**** Source text
Antimelanoma effects of the type I IFN mimetics. (A) Cell culture. B16F10 cells (20,000 in 0.1 mL) were incubated in microtiter plates with an equal volume of the IFNα1 and IFNβ mimetics as well as a scrambled (scr) mimetic (see Table 1) for 3 days, after which the cells were counted and compared with untreated cells. (B) IFN mimetic protection of C57BL/6 mice from B16F10 cells in the presence of suppressors of cytokine signaling 1 (SOCS1) antagonist. Female C57BL/6 mice (n=5) were injected i.p. with 10⁴ B16F10 cells. Starting from day 1, mice were injected i.p. with PBS, lipo-IFNα1(156–189) (100 μg), SOCS1 antagonist lipo-pJAK2(1001–1013) (100 μg), or a combination of the 2 on alternate days over a period of 14 days. As a control, scrambled peptide (scr) corresponding to the IFN mimetic was used at 100 μg per mouse. The survival of mice was followed over 40 days. A comparison of the combined treatment against the PBS injection on day 40 gave a P value of 0.001. PBS, phosphate-buffered saline.

FIG. 3.

Lipo-IFNα1(152–189) and lipo-JAK2(1001–1013) SOCS1 antagonist-protected mice show absence of peritoneal B16 tumors. Evidence of B16 tumors throughout the peritoneum of scrambled peptide/PBS-treated mice (top left) and absence of obvious tumors in IFN mimetic/SOCS1 antagonist-treated mice (top right). Also shown is a liver of scrambled peptide/PBS-treated mice (bottom left) with tumor nodules, which are absent from the combined mimetic/antagonist treatment of mice (bottom middle). Enlarged spleen with tumor nodules is seen in control mice (bottom right, left side of frame) but not in the combined treatment (bottom right, right side of frame).

FIG. 4.
********
■ **Actions to take**:
1: In the figure legends on the IFN mimetics, rewrite the passage between "Lipo-IFNα1(152–189) and lipo-JAK2(1001–1013)" and "side of frame).", inclusive, replacing "tumor nodules" with "tumor foci".
2: Carry on the figure legends about the antimelanoma effects of type I IFN mimetics from the point where they stop.
**** Input data
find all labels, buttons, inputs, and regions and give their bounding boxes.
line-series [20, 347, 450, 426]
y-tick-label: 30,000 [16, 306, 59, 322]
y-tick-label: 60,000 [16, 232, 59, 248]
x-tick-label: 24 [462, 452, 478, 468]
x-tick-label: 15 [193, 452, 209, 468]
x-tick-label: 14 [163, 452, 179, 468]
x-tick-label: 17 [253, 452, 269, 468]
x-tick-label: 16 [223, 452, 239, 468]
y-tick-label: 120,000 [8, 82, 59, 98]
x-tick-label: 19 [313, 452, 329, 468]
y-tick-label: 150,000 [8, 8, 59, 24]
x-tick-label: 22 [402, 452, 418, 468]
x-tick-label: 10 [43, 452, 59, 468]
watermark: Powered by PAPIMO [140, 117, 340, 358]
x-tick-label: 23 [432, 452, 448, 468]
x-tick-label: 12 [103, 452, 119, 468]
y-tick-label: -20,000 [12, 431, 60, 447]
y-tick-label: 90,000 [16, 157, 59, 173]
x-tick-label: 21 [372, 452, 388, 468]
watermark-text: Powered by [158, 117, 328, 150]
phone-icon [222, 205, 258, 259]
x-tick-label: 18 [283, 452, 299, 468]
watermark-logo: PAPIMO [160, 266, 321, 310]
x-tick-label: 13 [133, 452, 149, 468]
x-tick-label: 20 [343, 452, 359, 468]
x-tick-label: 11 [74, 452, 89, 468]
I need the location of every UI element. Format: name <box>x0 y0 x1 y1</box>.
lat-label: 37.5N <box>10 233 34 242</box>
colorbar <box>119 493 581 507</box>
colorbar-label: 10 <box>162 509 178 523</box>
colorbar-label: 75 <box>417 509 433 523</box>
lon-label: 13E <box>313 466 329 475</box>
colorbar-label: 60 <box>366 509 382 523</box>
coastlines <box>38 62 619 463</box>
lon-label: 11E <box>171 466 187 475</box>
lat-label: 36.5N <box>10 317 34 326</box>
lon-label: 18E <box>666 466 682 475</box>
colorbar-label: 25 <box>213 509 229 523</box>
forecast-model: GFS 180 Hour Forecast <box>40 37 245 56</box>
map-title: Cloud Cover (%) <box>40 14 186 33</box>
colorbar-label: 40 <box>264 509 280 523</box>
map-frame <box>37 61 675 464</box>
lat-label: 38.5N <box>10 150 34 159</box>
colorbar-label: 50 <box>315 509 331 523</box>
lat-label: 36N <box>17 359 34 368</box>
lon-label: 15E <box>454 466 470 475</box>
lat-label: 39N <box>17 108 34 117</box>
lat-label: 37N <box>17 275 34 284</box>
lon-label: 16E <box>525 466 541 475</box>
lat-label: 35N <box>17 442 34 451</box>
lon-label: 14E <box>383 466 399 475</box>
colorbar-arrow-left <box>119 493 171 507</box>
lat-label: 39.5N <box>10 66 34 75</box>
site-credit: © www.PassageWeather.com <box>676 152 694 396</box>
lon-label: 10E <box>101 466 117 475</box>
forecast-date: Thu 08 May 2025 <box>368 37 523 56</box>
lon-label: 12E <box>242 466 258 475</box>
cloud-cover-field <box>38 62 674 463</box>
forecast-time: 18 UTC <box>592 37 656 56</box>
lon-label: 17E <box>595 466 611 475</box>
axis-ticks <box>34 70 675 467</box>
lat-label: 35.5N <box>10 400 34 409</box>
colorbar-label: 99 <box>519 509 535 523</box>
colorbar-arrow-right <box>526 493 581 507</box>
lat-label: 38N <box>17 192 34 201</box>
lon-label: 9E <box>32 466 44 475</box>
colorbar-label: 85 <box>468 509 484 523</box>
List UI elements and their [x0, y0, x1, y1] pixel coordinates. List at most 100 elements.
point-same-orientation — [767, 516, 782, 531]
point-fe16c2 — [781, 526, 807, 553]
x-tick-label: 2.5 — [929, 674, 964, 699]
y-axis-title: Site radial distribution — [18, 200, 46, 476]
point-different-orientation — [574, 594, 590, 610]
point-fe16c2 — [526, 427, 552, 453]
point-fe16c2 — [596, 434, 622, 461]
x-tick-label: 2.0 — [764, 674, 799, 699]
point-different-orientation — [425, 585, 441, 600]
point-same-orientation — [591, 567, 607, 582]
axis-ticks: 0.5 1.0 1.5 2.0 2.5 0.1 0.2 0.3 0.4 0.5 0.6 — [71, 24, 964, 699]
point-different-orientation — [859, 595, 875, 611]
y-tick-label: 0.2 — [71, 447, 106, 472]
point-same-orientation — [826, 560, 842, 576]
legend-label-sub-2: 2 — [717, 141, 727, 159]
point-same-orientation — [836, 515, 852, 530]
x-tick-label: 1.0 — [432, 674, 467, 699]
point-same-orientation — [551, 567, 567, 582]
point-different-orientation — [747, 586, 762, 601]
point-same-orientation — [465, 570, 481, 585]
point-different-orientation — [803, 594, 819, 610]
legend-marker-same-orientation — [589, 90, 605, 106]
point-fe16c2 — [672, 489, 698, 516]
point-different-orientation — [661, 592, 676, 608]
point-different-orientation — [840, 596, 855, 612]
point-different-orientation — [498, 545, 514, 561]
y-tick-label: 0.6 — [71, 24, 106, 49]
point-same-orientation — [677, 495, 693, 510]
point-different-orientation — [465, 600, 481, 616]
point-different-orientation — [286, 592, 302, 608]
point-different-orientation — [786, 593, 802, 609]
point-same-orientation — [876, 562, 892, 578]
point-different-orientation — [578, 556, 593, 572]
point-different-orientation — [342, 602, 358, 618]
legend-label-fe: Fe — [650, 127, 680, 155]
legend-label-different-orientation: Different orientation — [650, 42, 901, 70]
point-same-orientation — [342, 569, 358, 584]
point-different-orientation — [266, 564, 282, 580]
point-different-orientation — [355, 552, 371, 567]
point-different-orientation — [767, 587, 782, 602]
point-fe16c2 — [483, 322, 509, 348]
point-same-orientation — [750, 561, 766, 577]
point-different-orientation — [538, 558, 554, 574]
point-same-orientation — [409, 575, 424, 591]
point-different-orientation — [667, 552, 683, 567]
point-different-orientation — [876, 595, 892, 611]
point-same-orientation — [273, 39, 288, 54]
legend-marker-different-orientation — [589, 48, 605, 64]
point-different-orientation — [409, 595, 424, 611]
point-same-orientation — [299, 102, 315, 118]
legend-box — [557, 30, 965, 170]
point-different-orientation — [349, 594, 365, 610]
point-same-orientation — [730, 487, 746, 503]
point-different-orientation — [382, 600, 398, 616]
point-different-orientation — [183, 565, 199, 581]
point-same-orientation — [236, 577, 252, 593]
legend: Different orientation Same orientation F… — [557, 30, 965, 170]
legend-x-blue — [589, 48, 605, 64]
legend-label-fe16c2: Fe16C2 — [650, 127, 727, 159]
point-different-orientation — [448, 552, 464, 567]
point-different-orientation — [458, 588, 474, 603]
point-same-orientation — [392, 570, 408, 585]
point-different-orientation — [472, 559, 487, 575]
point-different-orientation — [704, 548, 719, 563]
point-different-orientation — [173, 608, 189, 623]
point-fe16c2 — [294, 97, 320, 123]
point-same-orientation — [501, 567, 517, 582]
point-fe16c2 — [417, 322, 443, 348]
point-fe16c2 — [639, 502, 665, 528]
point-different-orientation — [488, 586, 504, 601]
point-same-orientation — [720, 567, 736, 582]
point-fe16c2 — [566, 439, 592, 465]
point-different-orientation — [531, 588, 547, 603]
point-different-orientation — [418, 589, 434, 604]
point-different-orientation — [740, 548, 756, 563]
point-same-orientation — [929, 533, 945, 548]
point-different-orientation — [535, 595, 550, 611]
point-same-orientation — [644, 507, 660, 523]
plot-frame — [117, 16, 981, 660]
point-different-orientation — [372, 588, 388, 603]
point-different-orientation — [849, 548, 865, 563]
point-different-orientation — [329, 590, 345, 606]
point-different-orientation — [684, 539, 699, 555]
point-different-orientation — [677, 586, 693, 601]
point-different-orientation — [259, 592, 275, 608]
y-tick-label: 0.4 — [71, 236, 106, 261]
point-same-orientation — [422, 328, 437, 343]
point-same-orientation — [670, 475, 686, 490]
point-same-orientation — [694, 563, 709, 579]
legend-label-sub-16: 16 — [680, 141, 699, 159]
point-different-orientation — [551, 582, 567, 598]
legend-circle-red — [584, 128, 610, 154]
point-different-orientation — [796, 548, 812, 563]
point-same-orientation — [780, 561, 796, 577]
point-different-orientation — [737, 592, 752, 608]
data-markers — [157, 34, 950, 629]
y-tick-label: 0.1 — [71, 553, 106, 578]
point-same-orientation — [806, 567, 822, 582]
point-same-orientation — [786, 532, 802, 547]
********
■ **Answers given**:
1:
Lipo-IFNα1(152–189) and lipo-JAK2(1001–1013) SOCS1 antagonist-protected mice show absence of peritoneal B16 tumors. Evidence of B16 tumors throughout the peritoneum of scrambled peptide/PBS-treated mice (top left) and absence of obvious tumors in IFN mimetic/SOCS1 antagonist-treated mice (top right). Also shown is a liver of scrambled peptide/PBS-treated mice (bottom left) with tumor foci, which are absent from the combined mimetic/antagonist treatment of mice (bottom middle). Enlarged spleen with tumor foci is seen in control mice (bottom right, left side of frame) but not in the combined treatment (bottom right, right side of frame).

2:
Type I IFN mimetic lipo-IFNα1(152–189) lacked toxicity under conditions where the intact IFN was toxic. Mice (C57BL/6, n=3) were injected i.p. with murine IFNα1 (Δ, 5×10³ U/mouse), Lipo-IFNα1(152–189), 5×10³ U (100 μg, ■), or PBS (○), i.p. on alternate days. IFN activity refers to the antiviral activity assessed by the cytopathic effect of encephalomyocarditis virus on L cells. Body weight was measured daily. The average body weight is presented as a percentage of initial weight, and the standard deviation is shown. The weight loss seen with IFNα1-treated mice was not seen with the IFNα1 mimetic-treated mice. On day 11, the difference between the IFNα1 and IFNα1 mimetic showed a significance of P<0.05 by the Mann-Whitney rank test.

FIG. 5.

Type I IFN mimetics protect mice against the symptoms of EAE. SJL/J mice (n=5) were immunized with myelin basic protein. Twelve days later, they were injected i.p. with PBS (●) or 50 μg (2,500 U) each of lipo-IFNα1(152–189) (▴), lipo-IFNβ(150–187) (♦), lipo-IFNτ(156–195), (○) or scrambled lipo-IFNτ (□) on alternate days. Mice were followed daily. The mean daily severity of disease was graded as follows. 0, normal; 1, loss of tail tone; 2, hind leg weakness; 3, paraparesis; 4, paraplegia; 5, moribund; and 6, death. Statistics were performed using an unpaired Student's t-test. EAE, experimental allergic encephalomyelitis.

FIG. 6.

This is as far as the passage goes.